Lines containing the word "position" are to be counted; state their number and nothing further.

▸ **RECORDS FOR THIS TASK**
※ ※ ※

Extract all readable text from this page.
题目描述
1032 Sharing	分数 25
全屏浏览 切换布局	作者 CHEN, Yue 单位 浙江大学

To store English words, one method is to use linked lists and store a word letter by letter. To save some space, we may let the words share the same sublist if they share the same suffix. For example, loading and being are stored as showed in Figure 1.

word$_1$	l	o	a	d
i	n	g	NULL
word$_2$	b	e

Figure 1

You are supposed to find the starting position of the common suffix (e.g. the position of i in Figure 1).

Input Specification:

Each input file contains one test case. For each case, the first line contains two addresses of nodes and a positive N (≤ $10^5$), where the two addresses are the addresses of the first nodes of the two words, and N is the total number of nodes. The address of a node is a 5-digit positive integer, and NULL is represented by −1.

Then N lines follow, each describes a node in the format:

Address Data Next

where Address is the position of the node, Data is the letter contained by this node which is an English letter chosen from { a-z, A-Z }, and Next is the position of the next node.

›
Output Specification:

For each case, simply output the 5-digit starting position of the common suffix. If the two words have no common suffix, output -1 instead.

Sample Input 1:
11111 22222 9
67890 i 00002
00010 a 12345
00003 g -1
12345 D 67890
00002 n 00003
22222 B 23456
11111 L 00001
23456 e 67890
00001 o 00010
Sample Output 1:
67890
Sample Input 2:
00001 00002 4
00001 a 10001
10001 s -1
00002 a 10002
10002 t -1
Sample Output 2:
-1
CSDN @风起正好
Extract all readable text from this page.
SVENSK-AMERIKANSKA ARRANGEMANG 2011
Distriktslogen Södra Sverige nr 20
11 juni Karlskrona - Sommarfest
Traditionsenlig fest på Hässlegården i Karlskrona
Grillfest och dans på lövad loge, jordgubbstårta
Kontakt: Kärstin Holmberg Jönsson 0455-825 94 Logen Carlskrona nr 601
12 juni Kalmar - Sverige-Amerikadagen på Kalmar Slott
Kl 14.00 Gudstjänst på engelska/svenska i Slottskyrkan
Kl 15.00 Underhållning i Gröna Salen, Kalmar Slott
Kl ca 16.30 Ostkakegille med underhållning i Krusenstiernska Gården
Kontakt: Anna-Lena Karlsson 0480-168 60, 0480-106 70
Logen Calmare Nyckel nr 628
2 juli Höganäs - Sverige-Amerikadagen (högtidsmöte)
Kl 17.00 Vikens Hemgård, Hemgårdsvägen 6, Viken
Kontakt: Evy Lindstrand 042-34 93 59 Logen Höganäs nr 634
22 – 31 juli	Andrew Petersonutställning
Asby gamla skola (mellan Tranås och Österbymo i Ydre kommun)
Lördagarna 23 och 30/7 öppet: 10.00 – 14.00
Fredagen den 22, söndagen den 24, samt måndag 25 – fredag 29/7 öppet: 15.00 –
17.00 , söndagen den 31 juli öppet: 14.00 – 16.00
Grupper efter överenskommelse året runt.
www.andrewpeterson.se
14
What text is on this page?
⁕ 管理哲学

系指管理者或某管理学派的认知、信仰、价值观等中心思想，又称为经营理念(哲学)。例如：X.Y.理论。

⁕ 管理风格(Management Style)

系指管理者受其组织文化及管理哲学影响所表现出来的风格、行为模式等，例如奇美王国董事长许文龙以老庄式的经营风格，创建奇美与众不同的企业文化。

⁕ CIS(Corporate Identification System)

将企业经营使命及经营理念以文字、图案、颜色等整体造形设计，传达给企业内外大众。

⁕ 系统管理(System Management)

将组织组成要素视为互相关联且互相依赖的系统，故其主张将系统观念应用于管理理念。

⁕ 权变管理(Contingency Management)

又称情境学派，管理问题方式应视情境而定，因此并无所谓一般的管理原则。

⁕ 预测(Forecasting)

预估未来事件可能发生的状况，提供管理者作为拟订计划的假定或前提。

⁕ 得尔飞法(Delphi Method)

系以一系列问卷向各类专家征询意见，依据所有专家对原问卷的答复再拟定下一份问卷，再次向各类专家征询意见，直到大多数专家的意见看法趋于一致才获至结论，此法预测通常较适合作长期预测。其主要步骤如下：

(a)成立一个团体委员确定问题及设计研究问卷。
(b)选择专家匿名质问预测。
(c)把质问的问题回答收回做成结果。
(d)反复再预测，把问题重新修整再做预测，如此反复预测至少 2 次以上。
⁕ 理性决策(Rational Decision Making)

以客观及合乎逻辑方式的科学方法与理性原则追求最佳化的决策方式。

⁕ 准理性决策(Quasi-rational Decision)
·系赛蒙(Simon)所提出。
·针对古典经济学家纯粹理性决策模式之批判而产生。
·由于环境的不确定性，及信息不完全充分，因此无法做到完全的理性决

※ ※ ※

▸ **TASK SOLUTION**
3